▶ [TEXT EXCERPT]:
★ ★ ★
Having a conversation with John Flansburgh, one half of New York-based pop rockers They Must be Giants is much like listening to one of the band’s albums. The themes are diverse and intriguing, the tone quirky, the vibe is feel-good and at times you think, where the hell is he going with this? For the purpose of this interview, we should have been discussing the band’s new compilation album and their Australian tour. I’m not quite sure we got there so here, I’ll explain anyway. Their Australian tour begins this week, November 2nd in Perth and wraps up in Melbourne next Saturday night. In between there’s Adelaide, Brisbane and Sydney (Full tour details at end of interview). The new album is called 50,000,000 They Might Be Giants Songs Can’t Be Wrong. It’s an Australian-only release and is the band’s only full career retrospective featuring all of their well known songs such as Birdhouse In Your Soul, Dr Worm, Ana Ng, and the Malcolm In The Middle theme, Boss Of Me to name four (Full track list below). The physical version is available as a 60 song, 2 CD digipack. Formalities taken care of, back to the interview which went pretty much like this …

Greg: They Might Be Giants have been around for three decades. You are one of the busiest bands I know.  You currently have a dial a song project which obligates you to have a new song written and recorded every week. There’s also a video for each track. You’re always touring and never stop releasing albums. You’ve won two Grammy Awards. You’re involved in music for television. Are you allergic to relaxation?
John: To be perfectly honest, my dad was a classic workaholic. I feel really casual compared to him. It’s just what you know and what you grew up with, that’s your only measure. My dad worked so much harder than I ever will. I feel like a hippie but compared to a lot of musicians, we seem pretty manic. So it is all relative.
★ ★ ★
▶ [THE TASKS]:
a. Name every Australian city where the tour in the interview with John Flansburgh is scheduled to stop.
b. Write the next part of the interview with John Flansburgh, picking up after John's last answer.
The rows that come next bear no relation to the interview with John Flansburgh.

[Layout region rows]
★ ★ ★
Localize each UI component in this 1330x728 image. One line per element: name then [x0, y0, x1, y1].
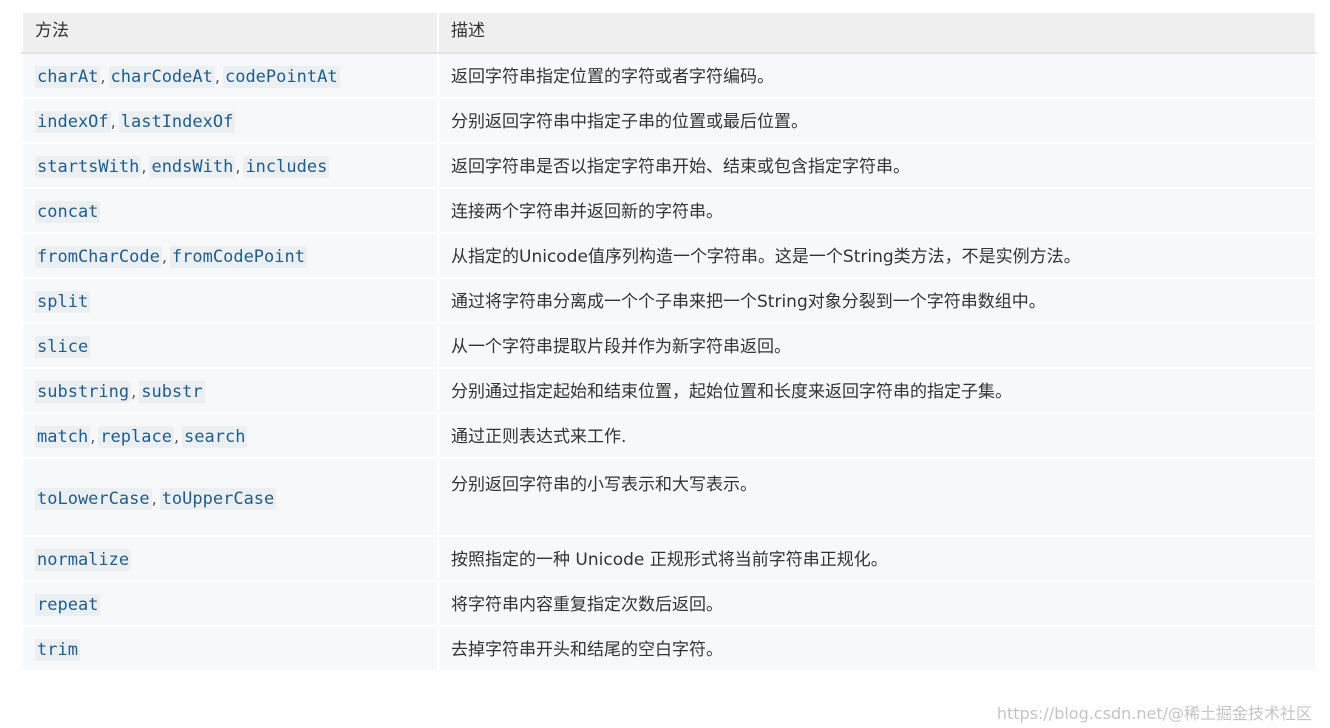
- description-cell: 将字符串内容重复指定次数后返回。: [437, 580, 1317, 627]
- method-separator: ,: [214, 67, 220, 86]
- description-text: 分别通过指定起始和结束位置，起始位置和长度来返回字符串的指定子集。: [451, 382, 1012, 402]
- method-cell: normalize: [21, 535, 439, 582]
- description-text: 返回字符串指定位置的字符或者字符编码。: [451, 67, 774, 87]
- method-separator: ,: [141, 157, 147, 176]
- watermark: https://blog.csdn.net/@稀土掘金技术社区: [996, 704, 1312, 723]
- method-cell: repeat: [21, 580, 439, 627]
- method-code: slice: [35, 336, 91, 358]
- method-code: replace: [98, 426, 174, 448]
- method-code: charCodeAt: [108, 66, 215, 88]
- method-separator: ,: [173, 427, 180, 446]
- method-cell: charAt, charCodeAt, codePointAt: [21, 52, 439, 99]
- table-row: split 通过将字符串分离成一个个子串来把一个String对象分裂到一个字符串数…: [21, 277, 1317, 324]
- description-cell: 返回字符串指定位置的字符或者字符编码。: [437, 52, 1317, 99]
- table-row: concat 连接两个字符串并返回新的字符串。: [21, 187, 1317, 234]
- description-text: 通过正则表达式来工作.: [451, 427, 627, 447]
- method-code: split: [35, 291, 91, 313]
- description-text: 返回字符串是否以指定字符串开始、结束或包含指定字符串。: [451, 157, 910, 177]
- table-row: charAt, charCodeAt, codePointAt 返回字符串指定位置的字…: [21, 52, 1317, 99]
- method-cell: substring, substr: [21, 367, 439, 414]
- method-code: codePointAt: [222, 66, 340, 88]
- method-code: normalize: [35, 549, 132, 571]
- table-row: normalize 按照指定的一种 Unicode 正规形式将当前字符串正规化。: [21, 535, 1317, 582]
- method-separator: ,: [100, 67, 106, 86]
- methods-table-container: 方法 描述 charAt, charCodeAt, codePointAt 返回字符串…: [21, 11, 1317, 672]
- description-text: 去掉字符串开头和结尾的空白字符。: [451, 640, 723, 660]
- description-text: 从一个字符串提取片段并作为新字符串返回。: [451, 337, 791, 357]
- method-separator: ,: [110, 112, 116, 131]
- method-cell: concat: [21, 187, 439, 234]
- method-code: trim: [35, 639, 80, 661]
- method-code: includes: [243, 156, 330, 178]
- description-text: 分别返回字符串的小写表示和大写表示。: [451, 475, 757, 495]
- method-code: toLowerCase: [35, 488, 152, 510]
- header-description: 描述: [437, 11, 1317, 54]
- table-body: charAt, charCodeAt, codePointAt 返回字符串指定位置的字…: [21, 52, 1317, 672]
- description-cell: 分别返回字符串中指定子串的位置或最后位置。: [437, 97, 1317, 144]
- description-cell: 按照指定的一种 Unicode 正规形式将当前字符串正规化。: [437, 535, 1317, 582]
- method-cell: fromCharCode, fromCodePoint: [21, 232, 439, 279]
- description-cell: 通过正则表达式来工作.: [437, 412, 1317, 459]
- method-code: substring: [35, 381, 132, 403]
- table-row: toLowerCase, toUpperCase 分别返回字符串的小写表示和大写表示…: [21, 457, 1317, 537]
- method-cell: trim: [21, 625, 439, 672]
- table-header: 方法 描述: [21, 11, 1317, 54]
- method-code: fromCharCode: [35, 246, 162, 268]
- header-method: 方法: [21, 11, 439, 54]
- table-row: substring, substr 分别通过指定起始和结束位置，起始位置和长度来返回…: [21, 367, 1317, 414]
- description-cell: 通过将字符串分离成一个个子串来把一个String对象分裂到一个字符串数组中。: [437, 277, 1317, 324]
- method-code: substr: [139, 381, 205, 403]
- method-code: search: [182, 426, 248, 448]
- method-code: toUpperCase: [159, 488, 277, 510]
- description-cell: 去掉字符串开头和结尾的空白字符。: [437, 625, 1317, 672]
- method-code: repeat: [35, 594, 101, 616]
- description-text: 从指定的Unicode值序列构造一个字符串。这是一个String类方法，不是实例…: [451, 247, 1081, 267]
- description-text: 按照指定的一种 Unicode 正规形式将当前字符串正规化。: [451, 550, 888, 570]
- method-code: lastIndexOf: [118, 111, 236, 133]
- string-methods-table: 方法 描述 charAt, charCodeAt, codePointAt 返回字符串…: [21, 11, 1317, 672]
- table-row: startsWith, endsWith, includes 返回字符串是否以指定字符…: [21, 142, 1317, 189]
- method-separator: ,: [161, 247, 167, 266]
- description-text: 将字符串内容重复指定次数后返回。: [451, 595, 723, 615]
- method-separator: ,: [131, 382, 137, 401]
- description-text: 连接两个字符串并返回新的字符串。: [451, 202, 723, 222]
- description-text: 分别返回字符串中指定子串的位置或最后位置。: [451, 112, 808, 132]
- method-code: startsWith: [35, 156, 142, 178]
- table-row: slice 从一个字符串提取片段并作为新字符串返回。: [21, 322, 1317, 369]
- description-cell: 从指定的Unicode值序列构造一个字符串。这是一个String类方法，不是实例…: [437, 232, 1317, 279]
- table-row: indexOf, lastIndexOf 分别返回字符串中指定子串的位置或最后位置。: [21, 97, 1317, 144]
- method-cell: split: [21, 277, 439, 324]
- method-separator: ,: [235, 157, 241, 176]
- method-code: match: [35, 426, 91, 448]
- description-cell: 分别返回字符串的小写表示和大写表示。: [437, 457, 1317, 537]
- method-code: endsWith: [149, 156, 236, 178]
- table-row: fromCharCode, fromCodePoint 从指定的Unicode值序列…: [21, 232, 1317, 279]
- method-code: indexOf: [35, 111, 111, 133]
- method-cell: startsWith, endsWith, includes: [21, 142, 439, 189]
- method-code: fromCodePoint: [169, 246, 307, 268]
- table-row: repeat 将字符串内容重复指定次数后返回。: [21, 580, 1317, 627]
- method-cell: indexOf, lastIndexOf: [21, 97, 439, 144]
- header-row: 方法 描述: [21, 11, 1317, 54]
- method-code: charAt: [35, 66, 101, 88]
- description-text: 通过将字符串分离成一个个子串来把一个String对象分裂到一个字符串数组中。: [451, 292, 1046, 312]
- table-row: match, replace, search 通过正则表达式来工作.: [21, 412, 1317, 459]
- description-cell: 分别通过指定起始和结束位置，起始位置和长度来返回字符串的指定子集。: [437, 367, 1317, 414]
- method-separator: ,: [151, 489, 157, 508]
- table-row: trim 去掉字符串开头和结尾的空白字符。: [21, 625, 1317, 672]
- description-cell: 返回字符串是否以指定字符串开始、结束或包含指定字符串。: [437, 142, 1317, 189]
- description-cell: 连接两个字符串并返回新的字符串。: [437, 187, 1317, 234]
- method-code: concat: [35, 201, 101, 223]
- method-separator: ,: [90, 427, 96, 446]
- description-cell: 从一个字符串提取片段并作为新字符串返回。: [437, 322, 1317, 369]
- method-cell: slice: [21, 322, 439, 369]
- method-cell: toLowerCase, toUpperCase: [21, 457, 439, 537]
- method-cell: match, replace, search: [21, 412, 439, 459]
★ ★ ★
▶ [EXPECTED ANSWERS]:
a. Perth, Adelaide, Brisbane, Sydney, Melbourne

b.
You guys have written some wonderful pop songs but what is the most perfectly constructed song you have ever heard?
There are a lot of songs that I come back to that have a quality to them that I can’t quite figure out what makes them so magical to me. It might be in the vocal harmony. There’s a song They Don’t Know About Us covered by Tracy Ullman but written by an Irish singer Kirsty McColl. I love that song completely. It is very simple but an extremely satisfying song. There are so many Beatles songs you could point to. The thing about the popular song is there are a  lot of ways to create an effective, hypnotic song. I think I am still enthralled by the idea of song. It is very persuasive. I don’t know … I like music.

At this point John asks me to hold while he looks up his iTunes program on his phone to see which song he has played the most, only to find that the tallying feature doesn’t seem to exist on the new version of the software. If it does, he can’t find it.

Because you have written so many songs, how do you stop yourself from writing the same song over and over? What tricks have you learned to take an idea in a new direction?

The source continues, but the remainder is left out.